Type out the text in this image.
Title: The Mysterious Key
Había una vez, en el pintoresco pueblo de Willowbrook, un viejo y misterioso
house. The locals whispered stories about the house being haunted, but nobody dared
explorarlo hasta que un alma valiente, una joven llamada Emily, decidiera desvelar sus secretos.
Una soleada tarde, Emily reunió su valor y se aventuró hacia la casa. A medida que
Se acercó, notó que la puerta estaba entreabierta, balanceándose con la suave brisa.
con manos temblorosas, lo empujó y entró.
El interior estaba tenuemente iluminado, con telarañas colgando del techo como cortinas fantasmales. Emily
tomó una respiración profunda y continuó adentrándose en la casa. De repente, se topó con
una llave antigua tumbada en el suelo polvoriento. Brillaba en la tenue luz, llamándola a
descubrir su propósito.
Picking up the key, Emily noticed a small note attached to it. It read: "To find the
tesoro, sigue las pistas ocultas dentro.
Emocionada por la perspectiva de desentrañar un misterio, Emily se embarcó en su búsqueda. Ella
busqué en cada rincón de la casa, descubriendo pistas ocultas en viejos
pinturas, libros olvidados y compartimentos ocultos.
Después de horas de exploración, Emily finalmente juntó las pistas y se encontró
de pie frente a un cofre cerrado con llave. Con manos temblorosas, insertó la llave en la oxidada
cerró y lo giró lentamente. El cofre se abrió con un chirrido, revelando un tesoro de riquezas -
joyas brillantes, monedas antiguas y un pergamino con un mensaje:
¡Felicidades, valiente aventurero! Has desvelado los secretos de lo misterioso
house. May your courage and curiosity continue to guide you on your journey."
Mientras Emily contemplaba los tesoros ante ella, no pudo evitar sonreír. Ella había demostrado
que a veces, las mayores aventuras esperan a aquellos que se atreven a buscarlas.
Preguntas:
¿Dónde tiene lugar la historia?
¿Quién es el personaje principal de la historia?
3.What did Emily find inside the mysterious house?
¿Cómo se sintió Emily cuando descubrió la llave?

++++++++

__Request__: Check every line of the entries above for the word "llave" and report how many lines contain it, giving the number only.

__Solution__: 3